#### Recorded information:
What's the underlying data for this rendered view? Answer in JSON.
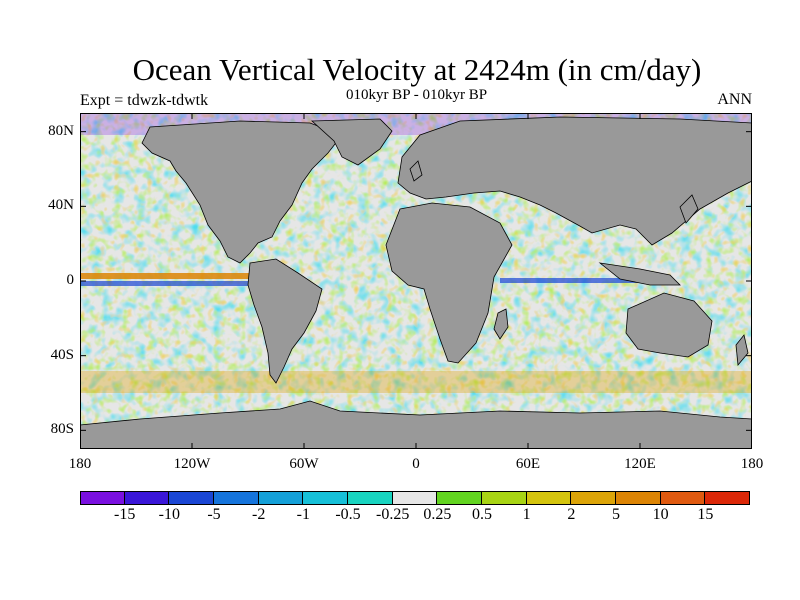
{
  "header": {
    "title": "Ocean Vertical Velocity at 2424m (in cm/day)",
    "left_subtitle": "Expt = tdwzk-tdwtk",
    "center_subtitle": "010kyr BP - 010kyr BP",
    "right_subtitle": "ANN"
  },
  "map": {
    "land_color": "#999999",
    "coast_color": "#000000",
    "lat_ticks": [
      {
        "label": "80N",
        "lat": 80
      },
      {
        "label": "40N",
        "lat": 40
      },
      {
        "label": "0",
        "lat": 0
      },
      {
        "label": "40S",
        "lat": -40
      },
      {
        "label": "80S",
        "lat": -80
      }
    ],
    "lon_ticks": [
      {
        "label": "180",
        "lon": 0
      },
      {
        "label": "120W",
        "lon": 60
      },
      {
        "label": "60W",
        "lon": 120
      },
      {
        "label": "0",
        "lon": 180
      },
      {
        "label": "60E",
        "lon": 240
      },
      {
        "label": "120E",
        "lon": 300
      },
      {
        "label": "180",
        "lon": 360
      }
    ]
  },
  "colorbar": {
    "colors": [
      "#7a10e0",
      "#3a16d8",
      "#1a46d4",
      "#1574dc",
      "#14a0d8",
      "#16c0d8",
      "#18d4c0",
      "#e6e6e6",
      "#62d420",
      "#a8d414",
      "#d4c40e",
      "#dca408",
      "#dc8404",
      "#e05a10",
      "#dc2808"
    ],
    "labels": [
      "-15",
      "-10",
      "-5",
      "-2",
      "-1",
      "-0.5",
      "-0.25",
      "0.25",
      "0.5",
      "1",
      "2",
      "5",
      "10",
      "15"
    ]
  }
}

#### Aim:
Copy every record above exactly, leaving out the pictures.

#### Result of this task:
What's the underlying data for this rendered view? Answer in JSON.
{
  "header": {
    "title": "Ocean Vertical Velocity at 2424m (in cm/day)",
    "left_subtitle": "Expt = tdwzk-tdwtk",
    "center_subtitle": "010kyr BP - 010kyr BP",
    "right_subtitle": "ANN"
  },
  "map": {
    "land_color": "#999999",
    "coast_color": "#000000",
    "lat_ticks": [
      {
        "label": "80N",
        "lat": 80
      },
      {
        "label": "40N",
        "lat": 40
      },
      {
        "label": "0",
        "lat": 0
      },
      {
        "label": "40S",
        "lat": -40
      },
      {
        "label": "80S",
        "lat": -80
      }
    ],
    "lon_ticks": [
      {
        "label": "180",
        "lon": 0
      },
      {
        "label": "120W",
        "lon": 60
      },
      {
        "label": "60W",
        "lon": 120
      },
      {
        "label": "0",
        "lon": 180
      },
      {
        "label": "60E",
        "lon": 240
      },
      {
        "label": "120E",
        "lon": 300
      },
      {
        "label": "180",
        "lon": 360
      }
    ]
  },
  "colorbar": {
    "colors": [
      "#7a10e0",
      "#3a16d8",
      "#1a46d4",
      "#1574dc",
      "#14a0d8",
      "#16c0d8",
      "#18d4c0",
      "#e6e6e6",
      "#62d420",
      "#a8d414",
      "#d4c40e",
      "#dca408",
      "#dc8404",
      "#e05a10",
      "#dc2808"
    ],
    "labels": [
      "-15",
      "-10",
      "-5",
      "-2",
      "-1",
      "-0.5",
      "-0.25",
      "0.25",
      "0.5",
      "1",
      "2",
      "5",
      "10",
      "15"
    ]
  }
}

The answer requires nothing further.